=== Listed entries ===
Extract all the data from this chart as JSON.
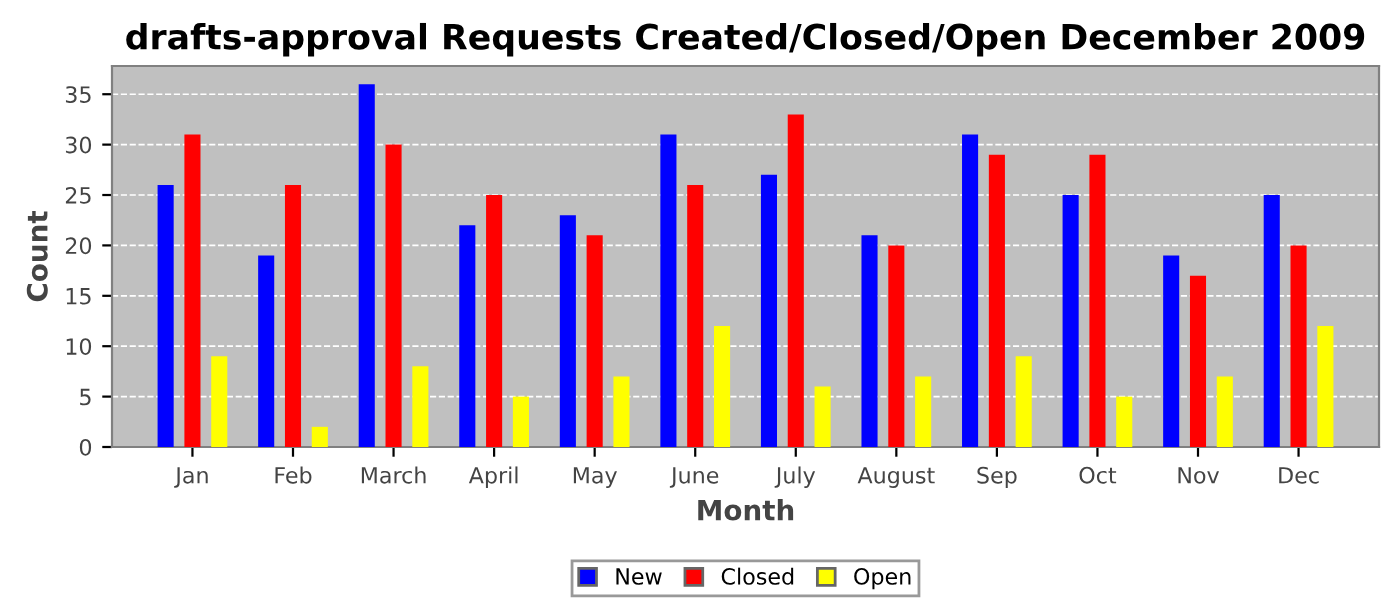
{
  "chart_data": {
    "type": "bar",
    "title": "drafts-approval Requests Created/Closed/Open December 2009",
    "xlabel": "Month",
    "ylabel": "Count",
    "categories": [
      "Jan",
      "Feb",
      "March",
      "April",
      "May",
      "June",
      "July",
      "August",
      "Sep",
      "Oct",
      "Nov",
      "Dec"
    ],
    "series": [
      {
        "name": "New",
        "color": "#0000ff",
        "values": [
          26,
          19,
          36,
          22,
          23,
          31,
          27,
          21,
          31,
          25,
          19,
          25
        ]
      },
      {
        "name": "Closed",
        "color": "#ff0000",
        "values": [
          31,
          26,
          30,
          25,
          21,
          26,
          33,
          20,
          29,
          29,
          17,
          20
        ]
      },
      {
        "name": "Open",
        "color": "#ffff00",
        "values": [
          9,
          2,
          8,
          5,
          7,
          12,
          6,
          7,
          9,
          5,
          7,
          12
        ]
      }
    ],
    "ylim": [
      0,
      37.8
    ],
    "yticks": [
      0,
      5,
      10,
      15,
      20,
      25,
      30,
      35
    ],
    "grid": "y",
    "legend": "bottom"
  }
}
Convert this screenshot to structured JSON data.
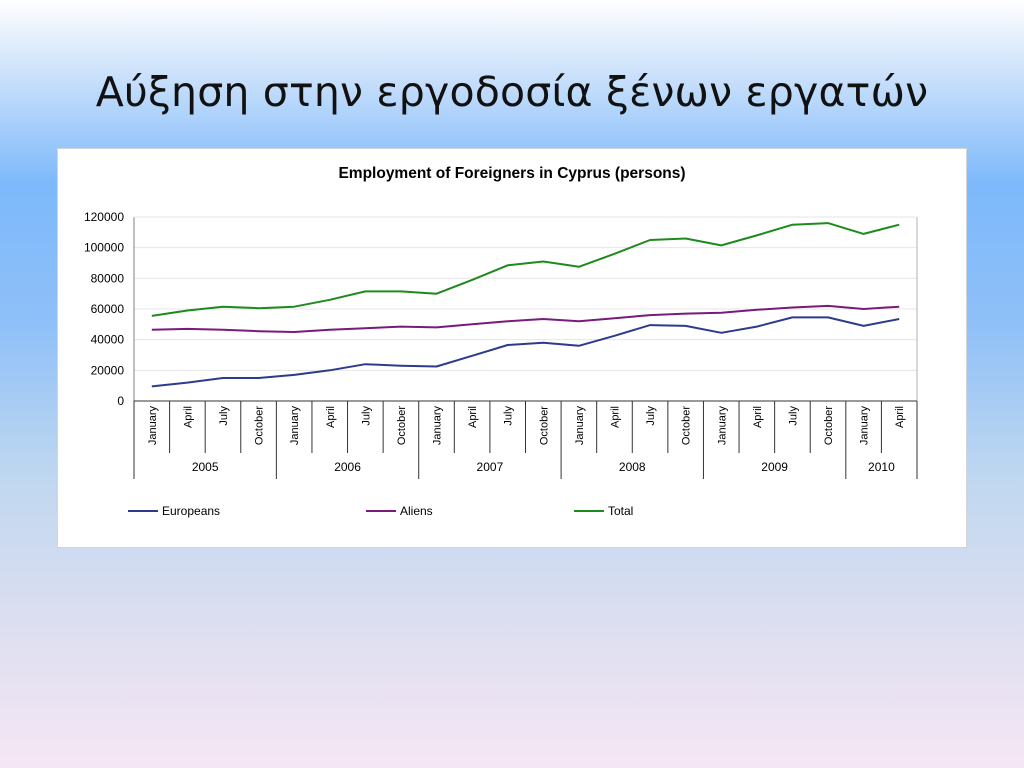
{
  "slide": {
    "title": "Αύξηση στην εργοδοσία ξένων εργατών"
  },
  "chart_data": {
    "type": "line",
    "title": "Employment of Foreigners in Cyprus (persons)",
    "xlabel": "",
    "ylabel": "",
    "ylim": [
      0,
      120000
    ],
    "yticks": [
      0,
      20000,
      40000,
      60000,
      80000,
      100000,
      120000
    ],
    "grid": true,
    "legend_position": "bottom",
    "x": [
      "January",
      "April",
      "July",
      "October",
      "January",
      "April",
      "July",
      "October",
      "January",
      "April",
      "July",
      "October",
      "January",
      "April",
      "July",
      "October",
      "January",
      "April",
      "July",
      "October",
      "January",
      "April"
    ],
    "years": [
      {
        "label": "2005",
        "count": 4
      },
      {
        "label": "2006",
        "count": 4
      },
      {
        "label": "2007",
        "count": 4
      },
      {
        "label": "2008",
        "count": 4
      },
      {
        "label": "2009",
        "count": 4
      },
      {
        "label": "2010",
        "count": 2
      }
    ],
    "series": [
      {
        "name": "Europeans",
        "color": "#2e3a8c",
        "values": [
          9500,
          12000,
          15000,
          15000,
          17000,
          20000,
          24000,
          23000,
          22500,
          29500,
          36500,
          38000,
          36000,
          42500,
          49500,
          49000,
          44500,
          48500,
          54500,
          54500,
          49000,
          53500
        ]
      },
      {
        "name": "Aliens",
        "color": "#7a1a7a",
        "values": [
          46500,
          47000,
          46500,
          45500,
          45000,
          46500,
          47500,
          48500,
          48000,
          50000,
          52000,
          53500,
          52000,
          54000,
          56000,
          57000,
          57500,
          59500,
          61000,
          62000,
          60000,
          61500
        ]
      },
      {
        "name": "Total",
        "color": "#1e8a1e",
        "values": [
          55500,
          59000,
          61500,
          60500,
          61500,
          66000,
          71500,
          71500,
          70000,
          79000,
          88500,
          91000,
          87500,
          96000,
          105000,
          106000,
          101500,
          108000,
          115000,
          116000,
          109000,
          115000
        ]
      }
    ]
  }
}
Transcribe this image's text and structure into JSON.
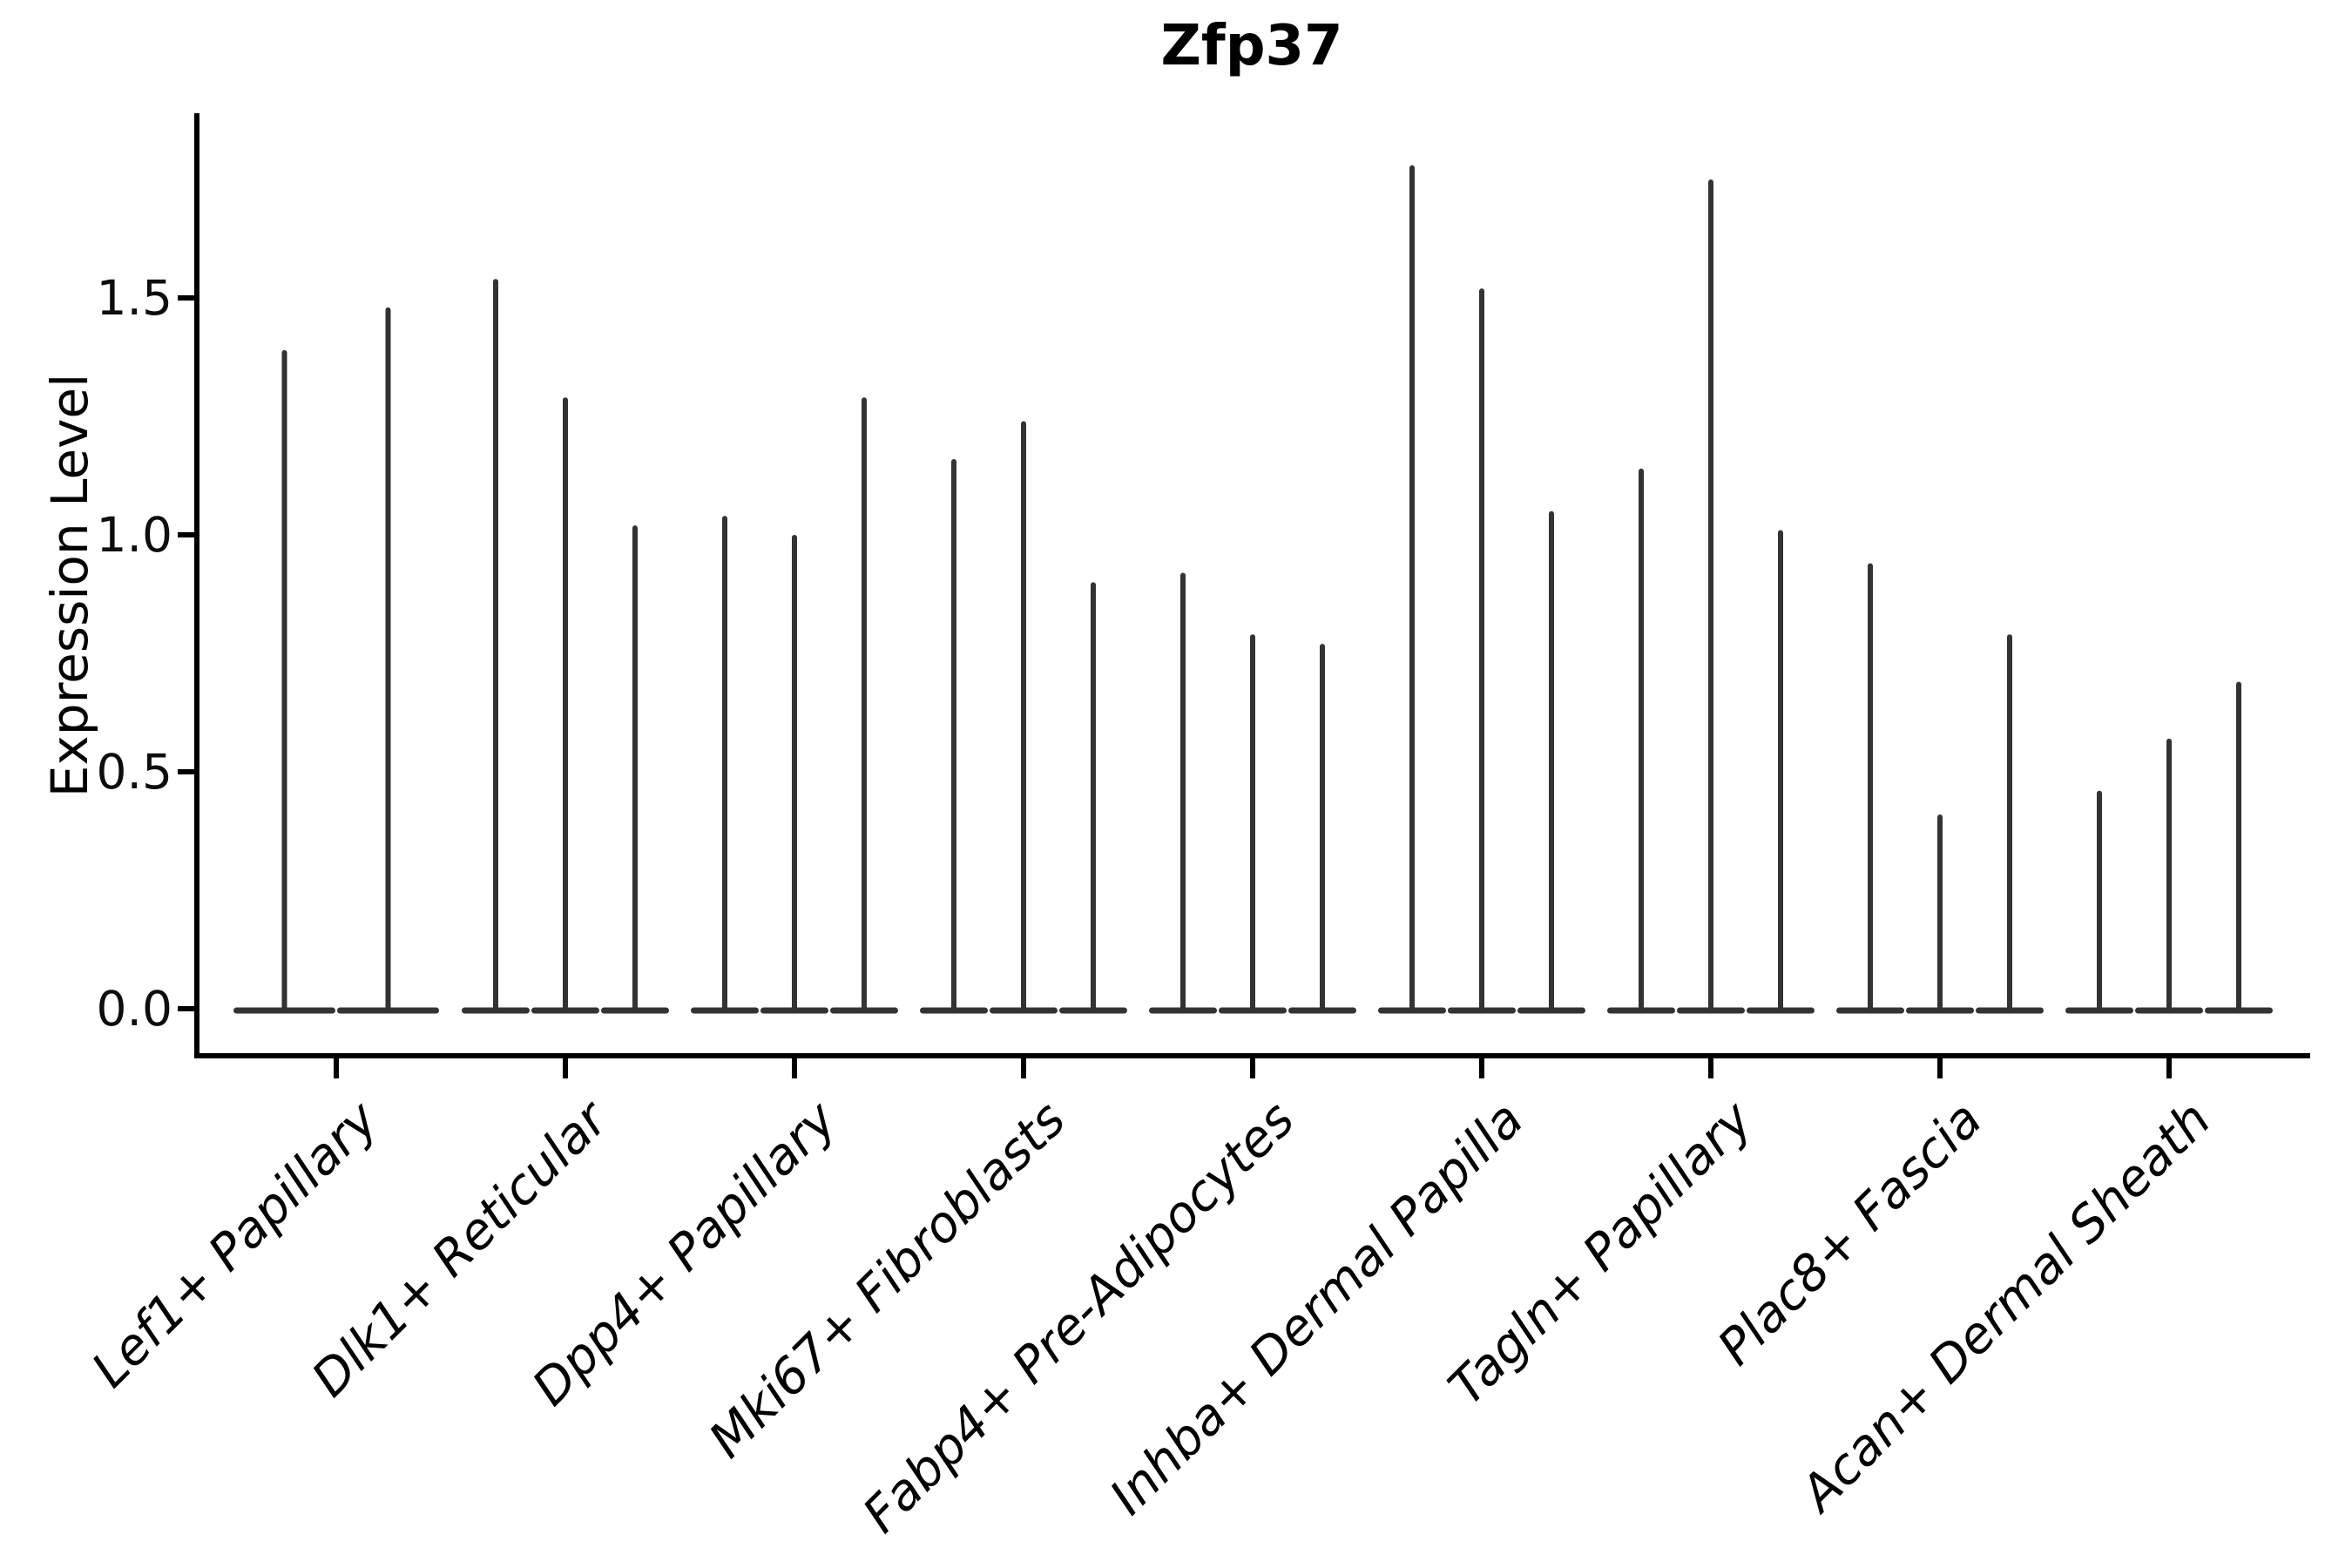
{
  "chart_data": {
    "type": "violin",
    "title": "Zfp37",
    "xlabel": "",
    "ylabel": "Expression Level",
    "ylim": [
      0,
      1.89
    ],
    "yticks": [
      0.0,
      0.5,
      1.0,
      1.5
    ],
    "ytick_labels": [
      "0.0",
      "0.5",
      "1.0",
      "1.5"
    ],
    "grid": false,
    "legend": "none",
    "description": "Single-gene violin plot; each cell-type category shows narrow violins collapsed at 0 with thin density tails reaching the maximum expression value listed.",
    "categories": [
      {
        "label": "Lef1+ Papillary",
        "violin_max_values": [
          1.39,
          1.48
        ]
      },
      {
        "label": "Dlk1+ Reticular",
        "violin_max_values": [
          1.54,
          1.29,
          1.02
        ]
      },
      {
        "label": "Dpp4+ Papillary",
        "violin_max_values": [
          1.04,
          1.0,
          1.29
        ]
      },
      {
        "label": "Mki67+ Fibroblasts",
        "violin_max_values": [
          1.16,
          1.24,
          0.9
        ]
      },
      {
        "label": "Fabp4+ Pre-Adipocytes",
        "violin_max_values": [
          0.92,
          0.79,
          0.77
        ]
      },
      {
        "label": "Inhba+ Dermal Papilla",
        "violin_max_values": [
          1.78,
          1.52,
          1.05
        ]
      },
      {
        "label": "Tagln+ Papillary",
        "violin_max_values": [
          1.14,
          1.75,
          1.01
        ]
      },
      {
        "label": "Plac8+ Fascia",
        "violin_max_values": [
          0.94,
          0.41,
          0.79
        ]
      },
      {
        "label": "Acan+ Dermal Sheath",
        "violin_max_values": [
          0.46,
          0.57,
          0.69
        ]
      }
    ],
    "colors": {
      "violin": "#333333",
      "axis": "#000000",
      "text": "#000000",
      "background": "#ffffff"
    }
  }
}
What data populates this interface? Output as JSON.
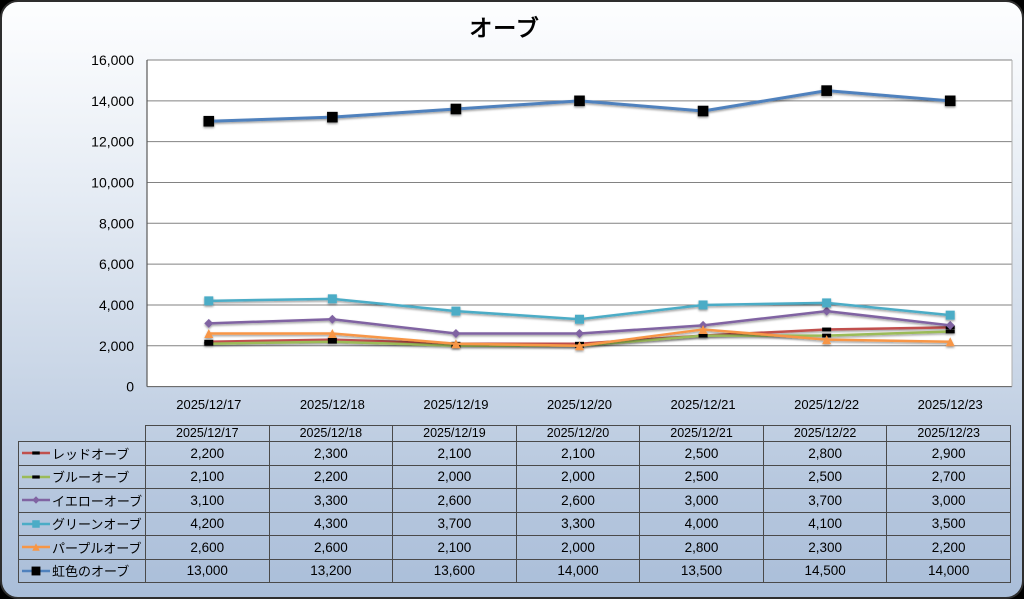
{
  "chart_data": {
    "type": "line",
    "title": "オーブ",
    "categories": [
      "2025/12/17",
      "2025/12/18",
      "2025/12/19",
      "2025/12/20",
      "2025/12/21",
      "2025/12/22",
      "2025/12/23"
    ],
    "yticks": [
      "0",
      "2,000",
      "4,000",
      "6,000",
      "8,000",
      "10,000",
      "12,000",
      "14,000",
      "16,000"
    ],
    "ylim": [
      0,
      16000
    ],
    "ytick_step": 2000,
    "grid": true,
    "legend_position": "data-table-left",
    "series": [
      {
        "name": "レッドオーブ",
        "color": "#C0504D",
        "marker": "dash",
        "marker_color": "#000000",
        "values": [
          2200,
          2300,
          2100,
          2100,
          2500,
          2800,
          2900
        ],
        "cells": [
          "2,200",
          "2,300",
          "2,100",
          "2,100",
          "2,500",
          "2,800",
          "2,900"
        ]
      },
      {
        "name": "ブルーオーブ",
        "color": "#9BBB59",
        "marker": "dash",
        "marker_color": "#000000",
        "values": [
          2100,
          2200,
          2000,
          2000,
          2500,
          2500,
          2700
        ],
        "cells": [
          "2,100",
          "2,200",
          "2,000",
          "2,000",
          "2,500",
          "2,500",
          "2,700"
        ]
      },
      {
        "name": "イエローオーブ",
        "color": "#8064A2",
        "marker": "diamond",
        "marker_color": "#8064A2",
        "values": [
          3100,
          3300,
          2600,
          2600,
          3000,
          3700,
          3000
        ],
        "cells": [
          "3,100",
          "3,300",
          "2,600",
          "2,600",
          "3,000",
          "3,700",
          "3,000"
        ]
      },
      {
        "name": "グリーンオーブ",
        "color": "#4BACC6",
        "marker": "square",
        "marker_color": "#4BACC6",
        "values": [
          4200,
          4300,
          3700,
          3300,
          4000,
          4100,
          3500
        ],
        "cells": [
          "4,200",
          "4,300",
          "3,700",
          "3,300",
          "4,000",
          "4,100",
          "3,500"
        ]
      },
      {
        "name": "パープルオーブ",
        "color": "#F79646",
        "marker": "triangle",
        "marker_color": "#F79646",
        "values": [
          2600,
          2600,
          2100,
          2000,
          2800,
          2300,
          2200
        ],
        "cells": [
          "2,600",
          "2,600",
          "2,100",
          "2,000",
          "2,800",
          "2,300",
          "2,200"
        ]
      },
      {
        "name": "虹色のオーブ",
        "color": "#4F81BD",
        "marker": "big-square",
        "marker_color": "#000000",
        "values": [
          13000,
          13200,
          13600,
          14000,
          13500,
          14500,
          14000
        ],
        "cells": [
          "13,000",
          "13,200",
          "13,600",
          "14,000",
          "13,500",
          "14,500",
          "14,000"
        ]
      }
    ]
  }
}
===
- _Set task_: State how many lines include the string "grid", and nothing more.

- _Result of the task_: 4